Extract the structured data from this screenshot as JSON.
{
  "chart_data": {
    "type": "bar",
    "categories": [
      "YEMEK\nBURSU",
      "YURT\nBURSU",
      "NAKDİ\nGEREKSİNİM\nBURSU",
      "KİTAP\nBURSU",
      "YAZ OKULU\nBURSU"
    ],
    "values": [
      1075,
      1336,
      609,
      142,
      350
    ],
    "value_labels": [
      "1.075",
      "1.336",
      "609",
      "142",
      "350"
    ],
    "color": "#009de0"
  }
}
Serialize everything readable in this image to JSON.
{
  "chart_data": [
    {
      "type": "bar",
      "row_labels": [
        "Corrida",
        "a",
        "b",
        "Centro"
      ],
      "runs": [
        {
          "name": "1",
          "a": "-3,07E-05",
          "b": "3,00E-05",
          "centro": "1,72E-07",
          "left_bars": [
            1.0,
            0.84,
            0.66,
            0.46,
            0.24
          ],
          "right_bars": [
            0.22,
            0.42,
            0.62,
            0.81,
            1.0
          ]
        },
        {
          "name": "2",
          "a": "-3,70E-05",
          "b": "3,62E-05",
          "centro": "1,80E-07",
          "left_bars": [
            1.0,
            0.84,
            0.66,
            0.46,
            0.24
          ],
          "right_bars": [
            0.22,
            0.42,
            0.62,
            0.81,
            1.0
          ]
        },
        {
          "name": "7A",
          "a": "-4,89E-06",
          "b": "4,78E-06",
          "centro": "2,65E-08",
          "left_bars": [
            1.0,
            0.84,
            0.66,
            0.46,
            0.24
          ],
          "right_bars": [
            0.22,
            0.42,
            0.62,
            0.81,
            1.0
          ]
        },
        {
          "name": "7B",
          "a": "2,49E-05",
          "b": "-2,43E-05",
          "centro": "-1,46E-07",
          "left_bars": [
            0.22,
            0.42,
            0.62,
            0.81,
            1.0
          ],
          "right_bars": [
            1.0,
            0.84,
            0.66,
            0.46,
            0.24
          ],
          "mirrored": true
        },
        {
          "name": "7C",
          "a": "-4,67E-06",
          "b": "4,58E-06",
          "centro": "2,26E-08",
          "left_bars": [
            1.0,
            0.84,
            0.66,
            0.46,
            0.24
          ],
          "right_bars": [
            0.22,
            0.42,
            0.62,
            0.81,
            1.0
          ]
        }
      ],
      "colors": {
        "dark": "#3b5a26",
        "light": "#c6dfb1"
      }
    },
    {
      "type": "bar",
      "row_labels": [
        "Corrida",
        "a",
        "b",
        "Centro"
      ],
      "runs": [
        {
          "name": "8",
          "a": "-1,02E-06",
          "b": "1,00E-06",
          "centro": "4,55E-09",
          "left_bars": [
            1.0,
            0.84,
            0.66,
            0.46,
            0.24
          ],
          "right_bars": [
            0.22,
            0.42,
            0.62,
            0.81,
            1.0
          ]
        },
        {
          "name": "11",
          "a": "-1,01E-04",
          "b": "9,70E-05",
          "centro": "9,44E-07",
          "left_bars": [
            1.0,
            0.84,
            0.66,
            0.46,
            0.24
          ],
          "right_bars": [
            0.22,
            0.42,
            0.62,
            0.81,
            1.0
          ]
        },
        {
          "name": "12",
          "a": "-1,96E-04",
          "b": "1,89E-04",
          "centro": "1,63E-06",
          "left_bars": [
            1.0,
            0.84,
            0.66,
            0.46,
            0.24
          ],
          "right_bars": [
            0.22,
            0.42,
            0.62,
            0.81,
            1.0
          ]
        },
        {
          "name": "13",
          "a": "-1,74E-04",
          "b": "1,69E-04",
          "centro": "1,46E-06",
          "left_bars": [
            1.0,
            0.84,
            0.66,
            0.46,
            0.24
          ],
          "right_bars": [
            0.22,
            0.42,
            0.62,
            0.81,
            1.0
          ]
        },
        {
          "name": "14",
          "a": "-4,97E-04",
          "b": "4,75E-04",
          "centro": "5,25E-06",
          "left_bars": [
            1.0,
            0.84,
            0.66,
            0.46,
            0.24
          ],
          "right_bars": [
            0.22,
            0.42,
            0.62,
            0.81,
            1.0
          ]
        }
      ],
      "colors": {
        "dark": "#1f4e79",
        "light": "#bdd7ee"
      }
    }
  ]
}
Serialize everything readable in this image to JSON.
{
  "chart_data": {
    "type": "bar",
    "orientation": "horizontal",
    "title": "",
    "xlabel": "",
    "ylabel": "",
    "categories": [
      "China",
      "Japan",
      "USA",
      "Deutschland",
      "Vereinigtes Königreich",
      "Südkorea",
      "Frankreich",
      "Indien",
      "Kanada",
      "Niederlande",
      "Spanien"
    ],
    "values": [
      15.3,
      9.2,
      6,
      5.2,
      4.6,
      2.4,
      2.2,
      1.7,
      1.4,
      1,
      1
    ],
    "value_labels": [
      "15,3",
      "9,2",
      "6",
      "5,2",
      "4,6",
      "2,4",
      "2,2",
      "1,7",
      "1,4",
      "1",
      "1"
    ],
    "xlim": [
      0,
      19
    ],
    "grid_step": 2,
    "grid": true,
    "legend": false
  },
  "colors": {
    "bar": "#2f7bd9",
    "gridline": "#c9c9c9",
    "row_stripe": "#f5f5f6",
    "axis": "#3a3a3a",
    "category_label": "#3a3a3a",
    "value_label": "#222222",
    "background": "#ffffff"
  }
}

- - - - -

Write out the full set of records exactly as given.

_Final result_.
Extract the structured data from this screenshot as JSON.
{
  "chart_data": {
    "type": "bar",
    "categories": [
      "YEMEK\nBURSU",
      "YURT\nBURSU",
      "NAKDİ\nGEREKSİNİM\nBURSU",
      "KİTAP\nBURSU",
      "YAZ OKULU\nBURSU"
    ],
    "values": [
      1075,
      1336,
      609,
      142,
      350
    ],
    "value_labels": [
      "1.075",
      "1.336",
      "609",
      "142",
      "350"
    ],
    "color": "#009de0"
  }
}
Serialize everything readable in this image to JSON.
{
  "chart_data": [
    {
      "type": "bar",
      "row_labels": [
        "Corrida",
        "a",
        "b",
        "Centro"
      ],
      "runs": [
        {
          "name": "1",
          "a": "-3,07E-05",
          "b": "3,00E-05",
          "centro": "1,72E-07",
          "left_bars": [
            1.0,
            0.84,
            0.66,
            0.46,
            0.24
          ],
          "right_bars": [
            0.22,
            0.42,
            0.62,
            0.81,
            1.0
          ]
        },
        {
          "name": "2",
          "a": "-3,70E-05",
          "b": "3,62E-05",
          "centro": "1,80E-07",
          "left_bars": [
            1.0,
            0.84,
            0.66,
            0.46,
            0.24
          ],
          "right_bars": [
            0.22,
            0.42,
            0.62,
            0.81,
            1.0
          ]
        },
        {
          "name": "7A",
          "a": "-4,89E-06",
          "b": "4,78E-06",
          "centro": "2,65E-08",
          "left_bars": [
            1.0,
            0.84,
            0.66,
            0.46,
            0.24
          ],
          "right_bars": [
            0.22,
            0.42,
            0.62,
            0.81,
            1.0
          ]
        },
        {
          "name": "7B",
          "a": "2,49E-05",
          "b": "-2,43E-05",
          "centro": "-1,46E-07",
          "left_bars": [
            0.22,
            0.42,
            0.62,
            0.81,
            1.0
          ],
          "right_bars": [
            1.0,
            0.84,
            0.66,
            0.46,
            0.24
          ],
          "mirrored": true
        },
        {
          "name": "7C",
          "a": "-4,67E-06",
          "b": "4,58E-06",
          "centro": "2,26E-08",
          "left_bars": [
            1.0,
            0.84,
            0.66,
            0.46,
            0.24
          ],
          "right_bars": [
            0.22,
            0.42,
            0.62,
            0.81,
            1.0
          ]
        }
      ],
      "colors": {
        "dark": "#3b5a26",
        "light": "#c6dfb1"
      }
    },
    {
      "type": "bar",
      "row_labels": [
        "Corrida",
        "a",
        "b",
        "Centro"
      ],
      "runs": [
        {
          "name": "8",
          "a": "-1,02E-06",
          "b": "1,00E-06",
          "centro": "4,55E-09",
          "left_bars": [
            1.0,
            0.84,
            0.66,
            0.46,
            0.24
          ],
          "right_bars": [
            0.22,
            0.42,
            0.62,
            0.81,
            1.0
          ]
        },
        {
          "name": "11",
          "a": "-1,01E-04",
          "b": "9,70E-05",
          "centro": "9,44E-07",
          "left_bars": [
            1.0,
            0.84,
            0.66,
            0.46,
            0.24
          ],
          "right_bars": [
            0.22,
            0.42,
            0.62,
            0.81,
            1.0
          ]
        },
        {
          "name": "12",
          "a": "-1,96E-04",
          "b": "1,89E-04",
          "centro": "1,63E-06",
          "left_bars": [
            1.0,
            0.84,
            0.66,
            0.46,
            0.24
          ],
          "right_bars": [
            0.22,
            0.42,
            0.62,
            0.81,
            1.0
          ]
        },
        {
          "name": "13",
          "a": "-1,74E-04",
          "b": "1,69E-04",
          "centro": "1,46E-06",
          "left_bars": [
            1.0,
            0.84,
            0.66,
            0.46,
            0.24
          ],
          "right_bars": [
            0.22,
            0.42,
            0.62,
            0.81,
            1.0
          ]
        },
        {
          "name": "14",
          "a": "-4,97E-04",
          "b": "4,75E-04",
          "centro": "5,25E-06",
          "left_bars": [
            1.0,
            0.84,
            0.66,
            0.46,
            0.24
          ],
          "right_bars": [
            0.22,
            0.42,
            0.62,
            0.81,
            1.0
          ]
        }
      ],
      "colors": {
        "dark": "#1f4e79",
        "light": "#bdd7ee"
      }
    }
  ]
}
Serialize everything readable in this image to JSON.
{
  "chart_data": {
    "type": "bar",
    "orientation": "horizontal",
    "title": "",
    "xlabel": "",
    "ylabel": "",
    "categories": [
      "China",
      "Japan",
      "USA",
      "Deutschland",
      "Vereinigtes Königreich",
      "Südkorea",
      "Frankreich",
      "Indien",
      "Kanada",
      "Niederlande",
      "Spanien"
    ],
    "values": [
      15.3,
      9.2,
      6,
      5.2,
      4.6,
      2.4,
      2.2,
      1.7,
      1.4,
      1,
      1
    ],
    "value_labels": [
      "15,3",
      "9,2",
      "6",
      "5,2",
      "4,6",
      "2,4",
      "2,2",
      "1,7",
      "1,4",
      "1",
      "1"
    ],
    "xlim": [
      0,
      19
    ],
    "grid_step": 2,
    "grid": true,
    "legend": false
  },
  "colors": {
    "bar": "#2f7bd9",
    "gridline": "#c9c9c9",
    "row_stripe": "#f5f5f6",
    "axis": "#3a3a3a",
    "category_label": "#3a3a3a",
    "value_label": "#222222",
    "background": "#ffffff"
  }
}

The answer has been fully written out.